• WHAT IS ASKED: Look through the entries and report how many lines include the word "Page". Give the number alone.
------ RECORDS SUPPLIED
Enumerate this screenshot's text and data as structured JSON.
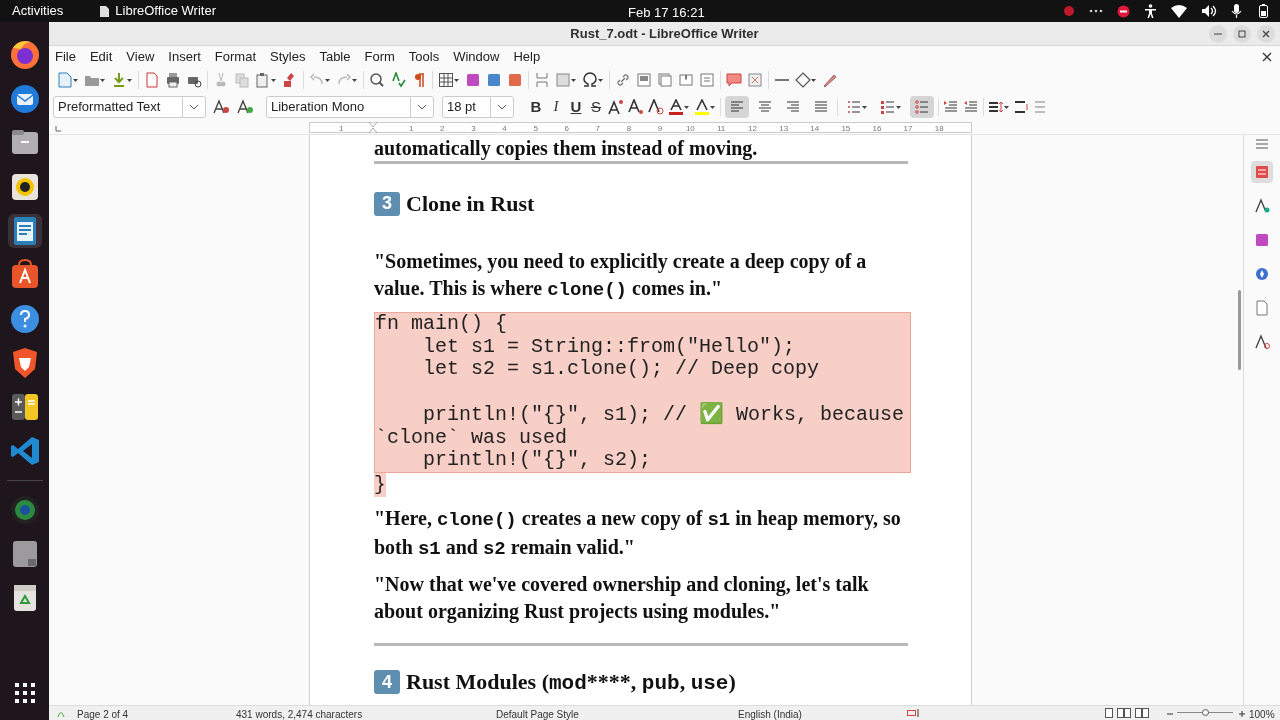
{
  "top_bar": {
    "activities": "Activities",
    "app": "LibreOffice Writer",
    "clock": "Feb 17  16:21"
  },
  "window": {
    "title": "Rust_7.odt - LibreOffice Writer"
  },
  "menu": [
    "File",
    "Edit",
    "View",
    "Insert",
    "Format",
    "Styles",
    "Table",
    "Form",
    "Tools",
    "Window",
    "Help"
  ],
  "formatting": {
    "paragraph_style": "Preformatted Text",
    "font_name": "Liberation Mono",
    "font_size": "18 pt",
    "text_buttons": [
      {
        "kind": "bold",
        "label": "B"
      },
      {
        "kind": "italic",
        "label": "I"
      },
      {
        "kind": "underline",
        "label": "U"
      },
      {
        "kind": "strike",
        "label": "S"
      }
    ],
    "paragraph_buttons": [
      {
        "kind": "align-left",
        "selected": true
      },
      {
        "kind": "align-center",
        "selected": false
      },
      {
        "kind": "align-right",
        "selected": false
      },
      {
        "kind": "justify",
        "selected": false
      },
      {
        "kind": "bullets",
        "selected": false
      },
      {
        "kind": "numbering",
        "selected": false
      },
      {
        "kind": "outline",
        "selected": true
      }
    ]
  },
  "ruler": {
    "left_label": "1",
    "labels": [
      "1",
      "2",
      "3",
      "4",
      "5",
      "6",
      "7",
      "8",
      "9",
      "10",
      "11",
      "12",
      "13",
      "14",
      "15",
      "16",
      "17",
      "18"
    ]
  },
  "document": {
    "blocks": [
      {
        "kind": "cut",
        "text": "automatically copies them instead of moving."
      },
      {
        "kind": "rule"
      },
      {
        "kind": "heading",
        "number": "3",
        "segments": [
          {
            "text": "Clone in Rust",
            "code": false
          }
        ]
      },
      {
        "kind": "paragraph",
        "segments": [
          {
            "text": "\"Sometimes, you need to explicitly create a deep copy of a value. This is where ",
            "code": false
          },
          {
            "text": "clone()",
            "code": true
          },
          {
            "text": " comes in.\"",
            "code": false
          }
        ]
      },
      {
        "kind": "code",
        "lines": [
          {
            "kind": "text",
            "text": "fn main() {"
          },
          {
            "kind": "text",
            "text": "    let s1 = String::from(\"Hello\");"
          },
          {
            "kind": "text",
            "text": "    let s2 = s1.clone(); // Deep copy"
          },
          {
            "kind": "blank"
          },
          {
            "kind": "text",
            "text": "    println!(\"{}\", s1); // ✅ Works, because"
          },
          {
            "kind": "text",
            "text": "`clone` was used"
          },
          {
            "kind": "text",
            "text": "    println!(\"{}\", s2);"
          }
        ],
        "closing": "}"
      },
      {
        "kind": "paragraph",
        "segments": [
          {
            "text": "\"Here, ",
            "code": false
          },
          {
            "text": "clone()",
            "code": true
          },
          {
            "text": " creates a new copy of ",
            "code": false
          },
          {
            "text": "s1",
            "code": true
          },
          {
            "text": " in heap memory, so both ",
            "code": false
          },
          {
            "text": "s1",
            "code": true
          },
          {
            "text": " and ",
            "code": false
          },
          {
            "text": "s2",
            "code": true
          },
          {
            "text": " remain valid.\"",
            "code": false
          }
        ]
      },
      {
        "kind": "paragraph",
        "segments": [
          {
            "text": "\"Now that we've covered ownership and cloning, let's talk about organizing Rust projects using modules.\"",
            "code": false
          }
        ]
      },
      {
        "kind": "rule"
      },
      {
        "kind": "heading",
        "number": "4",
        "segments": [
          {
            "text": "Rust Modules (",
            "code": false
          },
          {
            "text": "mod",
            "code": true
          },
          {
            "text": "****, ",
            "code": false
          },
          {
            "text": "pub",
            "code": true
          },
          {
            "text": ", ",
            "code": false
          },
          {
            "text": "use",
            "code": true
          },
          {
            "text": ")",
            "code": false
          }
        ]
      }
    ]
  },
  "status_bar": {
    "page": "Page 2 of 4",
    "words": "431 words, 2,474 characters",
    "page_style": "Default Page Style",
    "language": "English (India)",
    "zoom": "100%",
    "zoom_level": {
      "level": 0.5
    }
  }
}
------------
• REPLY TO THE EXERCISE: 2